# [TASK GOAL]
From the entries below, copy every line holding the word "presupuestaria".

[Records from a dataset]
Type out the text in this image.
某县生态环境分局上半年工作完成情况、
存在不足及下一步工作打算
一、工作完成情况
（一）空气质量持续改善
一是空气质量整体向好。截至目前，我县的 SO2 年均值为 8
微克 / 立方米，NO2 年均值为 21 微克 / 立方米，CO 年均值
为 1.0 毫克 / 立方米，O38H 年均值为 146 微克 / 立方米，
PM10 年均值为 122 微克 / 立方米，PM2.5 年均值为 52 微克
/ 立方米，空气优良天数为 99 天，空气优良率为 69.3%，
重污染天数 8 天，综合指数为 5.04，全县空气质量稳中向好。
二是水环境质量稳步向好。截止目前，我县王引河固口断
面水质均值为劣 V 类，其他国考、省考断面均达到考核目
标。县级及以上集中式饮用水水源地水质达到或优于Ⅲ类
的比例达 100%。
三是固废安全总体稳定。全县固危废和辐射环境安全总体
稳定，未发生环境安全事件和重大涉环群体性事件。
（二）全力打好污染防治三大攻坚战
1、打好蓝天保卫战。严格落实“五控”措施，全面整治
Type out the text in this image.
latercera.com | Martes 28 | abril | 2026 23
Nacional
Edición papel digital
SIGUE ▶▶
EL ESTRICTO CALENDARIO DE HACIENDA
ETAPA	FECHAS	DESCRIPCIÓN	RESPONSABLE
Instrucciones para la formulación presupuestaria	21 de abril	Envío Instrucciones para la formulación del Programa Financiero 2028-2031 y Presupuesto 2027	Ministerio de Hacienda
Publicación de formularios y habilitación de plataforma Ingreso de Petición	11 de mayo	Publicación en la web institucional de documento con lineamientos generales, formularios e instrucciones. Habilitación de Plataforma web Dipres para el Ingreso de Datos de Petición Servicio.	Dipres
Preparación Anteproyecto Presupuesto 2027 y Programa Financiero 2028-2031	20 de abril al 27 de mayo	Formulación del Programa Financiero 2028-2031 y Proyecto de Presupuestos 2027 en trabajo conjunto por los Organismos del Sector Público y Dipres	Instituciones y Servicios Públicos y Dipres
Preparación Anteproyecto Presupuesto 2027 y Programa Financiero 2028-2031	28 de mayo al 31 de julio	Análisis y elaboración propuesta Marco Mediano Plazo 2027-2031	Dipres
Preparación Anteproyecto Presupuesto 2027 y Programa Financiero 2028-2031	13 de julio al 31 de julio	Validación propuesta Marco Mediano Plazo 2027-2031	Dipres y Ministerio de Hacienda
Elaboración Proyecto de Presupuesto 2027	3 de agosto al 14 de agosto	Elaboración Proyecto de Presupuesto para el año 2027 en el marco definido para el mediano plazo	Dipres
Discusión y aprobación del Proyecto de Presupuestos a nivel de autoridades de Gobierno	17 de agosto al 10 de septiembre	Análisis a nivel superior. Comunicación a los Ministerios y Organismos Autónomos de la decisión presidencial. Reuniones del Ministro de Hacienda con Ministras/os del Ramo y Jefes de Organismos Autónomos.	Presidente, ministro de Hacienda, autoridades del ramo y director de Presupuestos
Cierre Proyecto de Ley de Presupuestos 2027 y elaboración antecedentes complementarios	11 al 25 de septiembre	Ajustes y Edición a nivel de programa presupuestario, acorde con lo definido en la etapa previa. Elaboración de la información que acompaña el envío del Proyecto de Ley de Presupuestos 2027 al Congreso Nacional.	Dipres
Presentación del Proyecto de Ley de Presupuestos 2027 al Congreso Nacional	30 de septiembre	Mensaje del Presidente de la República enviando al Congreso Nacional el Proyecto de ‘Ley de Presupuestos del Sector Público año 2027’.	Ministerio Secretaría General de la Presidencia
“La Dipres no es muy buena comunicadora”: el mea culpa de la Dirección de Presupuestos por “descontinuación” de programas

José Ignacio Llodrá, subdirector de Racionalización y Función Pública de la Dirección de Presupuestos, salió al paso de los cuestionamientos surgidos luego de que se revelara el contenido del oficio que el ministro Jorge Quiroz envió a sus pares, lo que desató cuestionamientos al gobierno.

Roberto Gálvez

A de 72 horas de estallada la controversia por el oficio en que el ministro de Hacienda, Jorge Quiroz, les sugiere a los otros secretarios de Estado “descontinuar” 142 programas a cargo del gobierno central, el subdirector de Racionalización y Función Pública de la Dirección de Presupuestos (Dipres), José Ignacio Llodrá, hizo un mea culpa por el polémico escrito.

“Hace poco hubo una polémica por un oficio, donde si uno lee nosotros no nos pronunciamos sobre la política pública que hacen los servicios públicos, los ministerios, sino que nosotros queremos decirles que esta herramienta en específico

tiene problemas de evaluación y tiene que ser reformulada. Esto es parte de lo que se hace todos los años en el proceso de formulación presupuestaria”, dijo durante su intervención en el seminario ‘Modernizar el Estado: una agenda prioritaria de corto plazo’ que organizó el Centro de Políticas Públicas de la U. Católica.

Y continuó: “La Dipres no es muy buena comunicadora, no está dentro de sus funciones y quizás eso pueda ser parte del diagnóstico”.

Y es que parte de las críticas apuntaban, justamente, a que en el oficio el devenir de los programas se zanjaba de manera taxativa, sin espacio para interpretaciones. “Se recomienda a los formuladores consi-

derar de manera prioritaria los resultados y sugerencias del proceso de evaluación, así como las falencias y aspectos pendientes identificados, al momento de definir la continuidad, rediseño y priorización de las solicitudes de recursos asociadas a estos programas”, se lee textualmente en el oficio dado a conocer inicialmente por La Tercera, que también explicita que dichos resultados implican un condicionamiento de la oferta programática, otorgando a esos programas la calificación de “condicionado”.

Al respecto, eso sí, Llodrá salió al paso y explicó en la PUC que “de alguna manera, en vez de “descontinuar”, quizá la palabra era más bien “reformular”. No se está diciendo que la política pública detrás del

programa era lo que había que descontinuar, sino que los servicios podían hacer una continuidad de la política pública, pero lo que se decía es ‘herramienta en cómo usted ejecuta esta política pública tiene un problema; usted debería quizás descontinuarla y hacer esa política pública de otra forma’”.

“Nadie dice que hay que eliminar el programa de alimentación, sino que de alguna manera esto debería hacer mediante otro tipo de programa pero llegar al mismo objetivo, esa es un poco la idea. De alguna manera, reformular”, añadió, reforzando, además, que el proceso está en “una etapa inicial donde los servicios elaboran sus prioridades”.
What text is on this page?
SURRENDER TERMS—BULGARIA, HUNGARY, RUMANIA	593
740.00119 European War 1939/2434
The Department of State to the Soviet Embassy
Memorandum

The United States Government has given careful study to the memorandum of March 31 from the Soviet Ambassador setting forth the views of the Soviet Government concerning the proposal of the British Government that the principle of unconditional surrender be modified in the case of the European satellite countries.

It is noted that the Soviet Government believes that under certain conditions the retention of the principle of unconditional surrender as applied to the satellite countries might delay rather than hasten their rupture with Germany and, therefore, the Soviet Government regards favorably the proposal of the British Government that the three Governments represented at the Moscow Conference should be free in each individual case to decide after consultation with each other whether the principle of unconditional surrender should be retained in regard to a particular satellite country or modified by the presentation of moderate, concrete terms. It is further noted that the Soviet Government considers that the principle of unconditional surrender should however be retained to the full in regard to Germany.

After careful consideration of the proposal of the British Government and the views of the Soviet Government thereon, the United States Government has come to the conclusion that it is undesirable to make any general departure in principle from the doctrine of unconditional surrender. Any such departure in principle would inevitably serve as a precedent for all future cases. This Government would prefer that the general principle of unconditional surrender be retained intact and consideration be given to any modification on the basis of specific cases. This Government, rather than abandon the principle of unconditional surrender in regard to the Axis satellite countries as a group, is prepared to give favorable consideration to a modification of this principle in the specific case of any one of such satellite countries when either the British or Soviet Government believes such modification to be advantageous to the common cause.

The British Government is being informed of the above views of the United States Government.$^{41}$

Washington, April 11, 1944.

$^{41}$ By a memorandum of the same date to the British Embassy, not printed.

# [THE OUTPUT]
Instrucciones para la formulación presupuestaria	21 de abril	Envío Instrucciones para la formulación del Programa Financiero 2028-2031 y Presupuesto 2027	Ministerio de Hacienda
tiene problemas de evaluación y tiene que ser reformulada. Esto es parte de lo que se hace todos los años en el proceso de formulación presupuestaria”, dijo durante su intervención en el seminario ‘Modernizar el Estado: una agenda prioritaria de corto plazo’ que organizó el Centro de Políticas Públicas de la U. Católica.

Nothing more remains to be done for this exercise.